§ **Data entries**:
"""
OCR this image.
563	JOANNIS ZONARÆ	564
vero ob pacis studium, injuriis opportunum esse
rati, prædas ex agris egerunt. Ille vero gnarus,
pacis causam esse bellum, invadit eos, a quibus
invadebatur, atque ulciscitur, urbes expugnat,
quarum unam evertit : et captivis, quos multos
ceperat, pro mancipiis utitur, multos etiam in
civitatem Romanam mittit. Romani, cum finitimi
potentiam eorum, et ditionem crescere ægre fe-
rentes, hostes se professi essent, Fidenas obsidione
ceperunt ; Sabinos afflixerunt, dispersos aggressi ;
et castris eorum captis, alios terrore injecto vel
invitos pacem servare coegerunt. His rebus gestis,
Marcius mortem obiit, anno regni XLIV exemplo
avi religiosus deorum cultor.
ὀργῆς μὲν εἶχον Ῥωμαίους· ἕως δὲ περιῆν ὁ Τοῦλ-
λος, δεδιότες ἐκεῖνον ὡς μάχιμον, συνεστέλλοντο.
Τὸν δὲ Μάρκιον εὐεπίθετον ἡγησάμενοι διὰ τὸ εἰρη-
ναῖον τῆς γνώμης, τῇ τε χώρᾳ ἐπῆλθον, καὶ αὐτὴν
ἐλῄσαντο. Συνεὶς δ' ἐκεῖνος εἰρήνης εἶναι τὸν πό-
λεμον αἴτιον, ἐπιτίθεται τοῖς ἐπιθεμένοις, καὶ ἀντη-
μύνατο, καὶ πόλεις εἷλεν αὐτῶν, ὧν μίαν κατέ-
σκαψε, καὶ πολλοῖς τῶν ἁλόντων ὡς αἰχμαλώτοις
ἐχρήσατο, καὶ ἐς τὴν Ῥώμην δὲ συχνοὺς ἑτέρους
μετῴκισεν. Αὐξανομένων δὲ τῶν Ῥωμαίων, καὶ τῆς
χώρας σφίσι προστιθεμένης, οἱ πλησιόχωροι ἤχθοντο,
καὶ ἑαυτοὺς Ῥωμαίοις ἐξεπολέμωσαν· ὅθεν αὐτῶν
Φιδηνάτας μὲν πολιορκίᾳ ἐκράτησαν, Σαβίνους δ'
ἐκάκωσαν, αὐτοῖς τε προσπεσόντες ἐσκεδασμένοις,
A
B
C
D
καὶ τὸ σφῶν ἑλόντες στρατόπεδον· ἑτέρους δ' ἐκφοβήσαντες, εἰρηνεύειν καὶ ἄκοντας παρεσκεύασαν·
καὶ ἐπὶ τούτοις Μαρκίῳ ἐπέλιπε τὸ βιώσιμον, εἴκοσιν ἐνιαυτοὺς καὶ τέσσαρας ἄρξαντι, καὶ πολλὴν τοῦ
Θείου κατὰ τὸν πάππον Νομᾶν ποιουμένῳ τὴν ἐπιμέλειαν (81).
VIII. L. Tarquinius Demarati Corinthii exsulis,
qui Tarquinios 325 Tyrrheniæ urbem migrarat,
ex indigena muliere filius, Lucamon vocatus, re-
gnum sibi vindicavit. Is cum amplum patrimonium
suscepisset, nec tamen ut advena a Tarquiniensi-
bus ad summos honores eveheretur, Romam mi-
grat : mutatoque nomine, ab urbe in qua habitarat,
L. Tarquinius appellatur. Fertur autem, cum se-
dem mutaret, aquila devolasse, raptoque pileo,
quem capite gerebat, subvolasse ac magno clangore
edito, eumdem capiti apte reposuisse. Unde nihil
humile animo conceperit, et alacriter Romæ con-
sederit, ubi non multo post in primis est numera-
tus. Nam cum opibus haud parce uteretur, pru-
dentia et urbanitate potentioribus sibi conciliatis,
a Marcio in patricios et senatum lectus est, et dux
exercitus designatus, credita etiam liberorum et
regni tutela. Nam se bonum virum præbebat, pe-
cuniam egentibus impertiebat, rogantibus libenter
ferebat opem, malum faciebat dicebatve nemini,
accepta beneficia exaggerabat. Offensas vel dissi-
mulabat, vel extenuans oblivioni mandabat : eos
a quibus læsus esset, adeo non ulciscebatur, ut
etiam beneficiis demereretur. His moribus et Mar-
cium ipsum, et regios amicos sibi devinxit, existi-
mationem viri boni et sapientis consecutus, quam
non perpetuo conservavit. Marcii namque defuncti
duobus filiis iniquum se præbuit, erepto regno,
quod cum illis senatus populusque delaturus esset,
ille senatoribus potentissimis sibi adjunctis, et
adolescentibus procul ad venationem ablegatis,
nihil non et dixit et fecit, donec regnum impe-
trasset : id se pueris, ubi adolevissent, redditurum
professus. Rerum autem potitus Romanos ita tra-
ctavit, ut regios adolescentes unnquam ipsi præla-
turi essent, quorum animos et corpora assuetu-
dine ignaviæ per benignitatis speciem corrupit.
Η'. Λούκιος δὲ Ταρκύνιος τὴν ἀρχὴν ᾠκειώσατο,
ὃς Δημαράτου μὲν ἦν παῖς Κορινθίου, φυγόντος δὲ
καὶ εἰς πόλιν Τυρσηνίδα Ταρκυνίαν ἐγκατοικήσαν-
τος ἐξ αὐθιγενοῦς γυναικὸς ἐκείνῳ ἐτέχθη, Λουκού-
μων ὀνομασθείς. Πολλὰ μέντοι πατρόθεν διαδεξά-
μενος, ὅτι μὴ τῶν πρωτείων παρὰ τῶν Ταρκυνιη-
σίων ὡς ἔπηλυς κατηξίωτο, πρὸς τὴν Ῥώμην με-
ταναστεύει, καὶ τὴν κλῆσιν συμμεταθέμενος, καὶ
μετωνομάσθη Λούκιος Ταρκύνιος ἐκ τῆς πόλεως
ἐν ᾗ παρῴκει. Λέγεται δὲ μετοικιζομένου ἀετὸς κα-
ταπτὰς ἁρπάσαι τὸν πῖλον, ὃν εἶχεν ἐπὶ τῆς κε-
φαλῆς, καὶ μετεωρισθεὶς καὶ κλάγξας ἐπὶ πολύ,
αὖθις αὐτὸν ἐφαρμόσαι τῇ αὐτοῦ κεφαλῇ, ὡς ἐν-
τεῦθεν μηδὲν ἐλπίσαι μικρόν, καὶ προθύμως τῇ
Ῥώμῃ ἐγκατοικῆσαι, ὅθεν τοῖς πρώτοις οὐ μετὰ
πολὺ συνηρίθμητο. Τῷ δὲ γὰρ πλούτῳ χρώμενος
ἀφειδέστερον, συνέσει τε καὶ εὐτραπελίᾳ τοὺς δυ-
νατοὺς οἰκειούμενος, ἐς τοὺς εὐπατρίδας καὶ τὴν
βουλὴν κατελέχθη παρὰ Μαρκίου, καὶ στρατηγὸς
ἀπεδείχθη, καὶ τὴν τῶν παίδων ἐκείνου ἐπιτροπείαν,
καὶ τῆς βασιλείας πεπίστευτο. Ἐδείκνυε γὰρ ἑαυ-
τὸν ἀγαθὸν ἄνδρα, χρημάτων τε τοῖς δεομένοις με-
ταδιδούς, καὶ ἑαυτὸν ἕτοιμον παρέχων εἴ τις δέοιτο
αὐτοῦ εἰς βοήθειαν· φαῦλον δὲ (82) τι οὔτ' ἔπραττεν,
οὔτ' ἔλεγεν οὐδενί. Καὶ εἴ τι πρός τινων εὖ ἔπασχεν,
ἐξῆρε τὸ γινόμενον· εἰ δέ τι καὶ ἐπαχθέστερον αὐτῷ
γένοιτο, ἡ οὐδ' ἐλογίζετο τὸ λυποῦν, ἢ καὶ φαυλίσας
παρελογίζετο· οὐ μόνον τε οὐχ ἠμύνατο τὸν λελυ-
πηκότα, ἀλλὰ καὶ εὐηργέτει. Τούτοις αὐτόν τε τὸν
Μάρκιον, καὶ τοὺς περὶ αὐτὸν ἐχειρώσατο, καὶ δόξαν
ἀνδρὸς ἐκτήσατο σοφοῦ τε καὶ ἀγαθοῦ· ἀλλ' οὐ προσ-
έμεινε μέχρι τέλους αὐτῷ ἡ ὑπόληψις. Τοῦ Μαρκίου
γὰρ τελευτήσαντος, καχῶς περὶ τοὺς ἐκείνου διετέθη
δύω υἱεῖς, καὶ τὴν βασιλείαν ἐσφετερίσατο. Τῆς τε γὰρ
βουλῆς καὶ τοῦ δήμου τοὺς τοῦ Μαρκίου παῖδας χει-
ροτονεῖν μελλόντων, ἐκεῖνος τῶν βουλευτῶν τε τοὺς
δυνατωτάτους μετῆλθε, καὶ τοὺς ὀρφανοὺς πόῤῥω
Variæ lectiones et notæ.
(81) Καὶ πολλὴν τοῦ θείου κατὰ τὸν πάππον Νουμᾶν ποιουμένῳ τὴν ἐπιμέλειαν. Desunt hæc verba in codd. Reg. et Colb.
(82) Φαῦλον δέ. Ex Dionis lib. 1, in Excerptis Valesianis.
"""
§ **EXERCISE OBJECTIVE**: Gather from the entries above all lines that include the string "vero".

§ **RESPONSE TO THIS EXERCISE**:
vero ob pacis studium, injuriis opportunum esse
rati, prædas ex agris egerunt. Ille vero gnarus,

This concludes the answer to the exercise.